[Records from a data collection]

★ ★ ★ ★ ★

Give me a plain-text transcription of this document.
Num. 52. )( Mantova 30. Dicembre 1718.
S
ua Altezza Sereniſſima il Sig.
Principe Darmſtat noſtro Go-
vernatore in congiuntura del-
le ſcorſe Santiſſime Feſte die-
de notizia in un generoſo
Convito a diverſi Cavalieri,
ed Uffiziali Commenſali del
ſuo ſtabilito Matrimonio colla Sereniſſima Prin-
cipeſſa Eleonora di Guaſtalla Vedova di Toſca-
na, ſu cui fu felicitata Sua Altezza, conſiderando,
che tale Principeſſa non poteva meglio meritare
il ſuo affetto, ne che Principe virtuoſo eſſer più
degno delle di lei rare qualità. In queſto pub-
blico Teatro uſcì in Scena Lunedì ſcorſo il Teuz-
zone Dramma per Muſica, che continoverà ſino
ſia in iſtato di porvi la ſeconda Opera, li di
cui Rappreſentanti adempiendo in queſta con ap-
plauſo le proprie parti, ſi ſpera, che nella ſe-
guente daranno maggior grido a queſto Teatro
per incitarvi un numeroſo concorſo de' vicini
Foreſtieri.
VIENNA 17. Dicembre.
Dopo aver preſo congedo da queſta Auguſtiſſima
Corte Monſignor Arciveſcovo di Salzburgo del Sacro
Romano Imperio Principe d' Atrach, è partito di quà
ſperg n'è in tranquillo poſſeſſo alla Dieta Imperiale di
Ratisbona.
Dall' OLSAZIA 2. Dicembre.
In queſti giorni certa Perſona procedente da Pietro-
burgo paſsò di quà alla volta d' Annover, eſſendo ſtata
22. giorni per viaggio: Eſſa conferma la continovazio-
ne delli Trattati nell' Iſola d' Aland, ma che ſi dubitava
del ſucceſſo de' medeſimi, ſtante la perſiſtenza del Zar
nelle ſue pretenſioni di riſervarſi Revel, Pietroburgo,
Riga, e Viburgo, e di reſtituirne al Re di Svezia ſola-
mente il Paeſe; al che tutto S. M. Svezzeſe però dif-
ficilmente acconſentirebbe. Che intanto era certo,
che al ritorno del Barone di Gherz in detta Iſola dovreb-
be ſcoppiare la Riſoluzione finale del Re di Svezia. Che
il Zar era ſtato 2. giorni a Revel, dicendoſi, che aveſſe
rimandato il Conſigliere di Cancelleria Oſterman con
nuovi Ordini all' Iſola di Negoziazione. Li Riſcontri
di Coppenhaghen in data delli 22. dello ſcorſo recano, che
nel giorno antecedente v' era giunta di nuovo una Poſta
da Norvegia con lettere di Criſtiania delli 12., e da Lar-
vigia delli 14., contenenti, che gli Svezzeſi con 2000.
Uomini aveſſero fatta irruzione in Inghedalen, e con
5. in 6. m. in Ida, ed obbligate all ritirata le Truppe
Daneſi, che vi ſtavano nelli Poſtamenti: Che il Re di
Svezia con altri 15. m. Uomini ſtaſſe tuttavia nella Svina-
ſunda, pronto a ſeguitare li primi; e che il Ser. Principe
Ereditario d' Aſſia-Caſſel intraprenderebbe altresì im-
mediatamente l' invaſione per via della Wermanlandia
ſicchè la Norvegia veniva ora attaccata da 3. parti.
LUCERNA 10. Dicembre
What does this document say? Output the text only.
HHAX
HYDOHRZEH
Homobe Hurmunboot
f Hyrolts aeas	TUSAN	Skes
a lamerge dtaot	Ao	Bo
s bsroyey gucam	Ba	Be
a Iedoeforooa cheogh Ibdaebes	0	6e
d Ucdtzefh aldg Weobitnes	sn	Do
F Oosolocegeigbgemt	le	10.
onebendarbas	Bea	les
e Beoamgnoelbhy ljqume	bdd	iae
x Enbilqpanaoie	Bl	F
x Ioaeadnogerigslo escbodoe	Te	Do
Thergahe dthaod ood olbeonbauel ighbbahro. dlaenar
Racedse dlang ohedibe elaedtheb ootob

★ ★ ★ ★ ★

In the records above, how many lines contain the string "Altezza"? State that number only.

Answer to the problem => 2